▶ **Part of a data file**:
****
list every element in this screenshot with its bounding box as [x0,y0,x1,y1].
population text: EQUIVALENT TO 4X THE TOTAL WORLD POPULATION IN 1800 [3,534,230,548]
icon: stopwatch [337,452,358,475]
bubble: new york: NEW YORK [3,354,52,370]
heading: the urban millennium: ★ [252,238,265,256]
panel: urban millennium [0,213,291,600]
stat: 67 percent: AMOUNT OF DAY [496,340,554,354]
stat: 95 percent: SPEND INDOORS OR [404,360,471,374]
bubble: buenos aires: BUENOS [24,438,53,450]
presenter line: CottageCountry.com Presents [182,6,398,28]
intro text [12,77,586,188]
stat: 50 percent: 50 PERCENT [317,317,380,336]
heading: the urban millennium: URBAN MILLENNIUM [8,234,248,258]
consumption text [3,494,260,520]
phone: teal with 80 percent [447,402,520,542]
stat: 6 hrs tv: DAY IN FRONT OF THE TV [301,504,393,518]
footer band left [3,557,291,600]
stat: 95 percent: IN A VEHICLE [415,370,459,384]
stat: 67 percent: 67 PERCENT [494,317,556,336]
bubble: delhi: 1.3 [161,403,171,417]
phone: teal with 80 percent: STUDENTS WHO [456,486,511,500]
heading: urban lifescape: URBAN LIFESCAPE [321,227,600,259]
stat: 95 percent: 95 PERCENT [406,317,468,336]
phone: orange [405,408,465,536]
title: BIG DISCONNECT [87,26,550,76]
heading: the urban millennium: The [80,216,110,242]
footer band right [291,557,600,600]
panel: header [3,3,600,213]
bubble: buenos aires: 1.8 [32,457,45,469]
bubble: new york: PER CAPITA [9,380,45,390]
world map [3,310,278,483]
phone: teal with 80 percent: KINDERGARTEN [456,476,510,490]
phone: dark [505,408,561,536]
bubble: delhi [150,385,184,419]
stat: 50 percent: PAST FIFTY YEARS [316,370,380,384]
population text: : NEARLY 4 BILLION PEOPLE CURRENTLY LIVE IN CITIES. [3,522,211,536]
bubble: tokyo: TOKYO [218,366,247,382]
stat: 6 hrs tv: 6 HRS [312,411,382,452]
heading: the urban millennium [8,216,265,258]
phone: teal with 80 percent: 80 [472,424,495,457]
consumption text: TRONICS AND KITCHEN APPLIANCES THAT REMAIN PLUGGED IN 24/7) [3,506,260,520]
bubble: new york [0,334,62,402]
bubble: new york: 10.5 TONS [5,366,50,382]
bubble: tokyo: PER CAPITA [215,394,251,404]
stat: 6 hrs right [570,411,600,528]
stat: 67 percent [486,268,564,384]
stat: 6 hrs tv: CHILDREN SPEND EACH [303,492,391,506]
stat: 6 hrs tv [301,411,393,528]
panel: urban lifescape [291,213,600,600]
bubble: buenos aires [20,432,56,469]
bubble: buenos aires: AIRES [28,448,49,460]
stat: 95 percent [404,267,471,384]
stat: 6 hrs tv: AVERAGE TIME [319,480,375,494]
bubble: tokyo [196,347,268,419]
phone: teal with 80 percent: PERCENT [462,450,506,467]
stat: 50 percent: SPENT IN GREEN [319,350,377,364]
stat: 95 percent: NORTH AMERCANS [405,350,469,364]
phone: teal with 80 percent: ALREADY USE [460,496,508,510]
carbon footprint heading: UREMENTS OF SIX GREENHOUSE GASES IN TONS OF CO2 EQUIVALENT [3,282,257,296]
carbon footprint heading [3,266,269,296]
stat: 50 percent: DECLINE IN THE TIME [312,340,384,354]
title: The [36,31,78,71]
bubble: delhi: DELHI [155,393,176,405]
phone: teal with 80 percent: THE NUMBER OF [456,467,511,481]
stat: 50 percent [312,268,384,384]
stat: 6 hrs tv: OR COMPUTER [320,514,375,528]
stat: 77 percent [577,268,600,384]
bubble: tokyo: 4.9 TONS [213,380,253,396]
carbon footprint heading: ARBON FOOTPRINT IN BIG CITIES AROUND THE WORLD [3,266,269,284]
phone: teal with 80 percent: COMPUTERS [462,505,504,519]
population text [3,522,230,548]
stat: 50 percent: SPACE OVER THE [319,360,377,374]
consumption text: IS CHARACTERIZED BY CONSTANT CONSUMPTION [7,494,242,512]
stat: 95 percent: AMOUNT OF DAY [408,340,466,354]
****
▶ **Exercise prompt**: Rewrite the records from their start through the line containing "panel: urban lifescape [291,213,600,600]", swapping "stopwatch" for "timer" and leaving everything else unchanged.

▶ **Exercise response**:
list every element in this screenshot with its bounding box as [x0,y0,x1,y1].
population text: EQUIVALENT TO 4X THE TOTAL WORLD POPULATION IN 1800 [3,534,230,548]
icon: timer [337,452,358,475]
bubble: new york: NEW YORK [3,354,52,370]
heading: the urban millennium: ★ [252,238,265,256]
panel: urban millennium [0,213,291,600]
stat: 67 percent: AMOUNT OF DAY [496,340,554,354]
stat: 95 percent: SPEND INDOORS OR [404,360,471,374]
bubble: buenos aires: BUENOS [24,438,53,450]
presenter line: CottageCountry.com Presents [182,6,398,28]
intro text [12,77,586,188]
stat: 50 percent: 50 PERCENT [317,317,380,336]
heading: the urban millennium: URBAN MILLENNIUM [8,234,248,258]
consumption text [3,494,260,520]
phone: teal with 80 percent [447,402,520,542]
stat: 6 hrs tv: DAY IN FRONT OF THE TV [301,504,393,518]
footer band left [3,557,291,600]
stat: 95 percent: IN A VEHICLE [415,370,459,384]
stat: 67 percent: 67 PERCENT [494,317,556,336]
bubble: delhi: 1.3 [161,403,171,417]
phone: teal with 80 percent: STUDENTS WHO [456,486,511,500]
heading: urban lifescape: URBAN LIFESCAPE [321,227,600,259]
stat: 95 percent: 95 PERCENT [406,317,468,336]
phone: orange [405,408,465,536]
title: BIG DISCONNECT [87,26,550,76]
heading: the urban millennium: The [80,216,110,242]
footer band right [291,557,600,600]
panel: header [3,3,600,213]
bubble: buenos aires: 1.8 [32,457,45,469]
bubble: new york: PER CAPITA [9,380,45,390]
world map [3,310,278,483]
phone: teal with 80 percent: KINDERGARTEN [456,476,510,490]
phone: dark [505,408,561,536]
bubble: delhi [150,385,184,419]
stat: 50 percent: PAST FIFTY YEARS [316,370,380,384]
population text: : NEARLY 4 BILLION PEOPLE CURRENTLY LIVE IN CITIES. [3,522,211,536]
bubble: tokyo: TOKYO [218,366,247,382]
stat: 6 hrs tv: 6 HRS [312,411,382,452]
heading: the urban millennium [8,216,265,258]
phone: teal with 80 percent: 80 [472,424,495,457]
consumption text: TRONICS AND KITCHEN APPLIANCES THAT REMAIN PLUGGED IN 24/7) [3,506,260,520]
bubble: new york [0,334,62,402]
bubble: new york: 10.5 TONS [5,366,50,382]
bubble: tokyo: PER CAPITA [215,394,251,404]
stat: 6 hrs right [570,411,600,528]
stat: 67 percent [486,268,564,384]
stat: 6 hrs tv: CHILDREN SPEND EACH [303,492,391,506]
stat: 6 hrs tv [301,411,393,528]
panel: urban lifescape [291,213,600,600]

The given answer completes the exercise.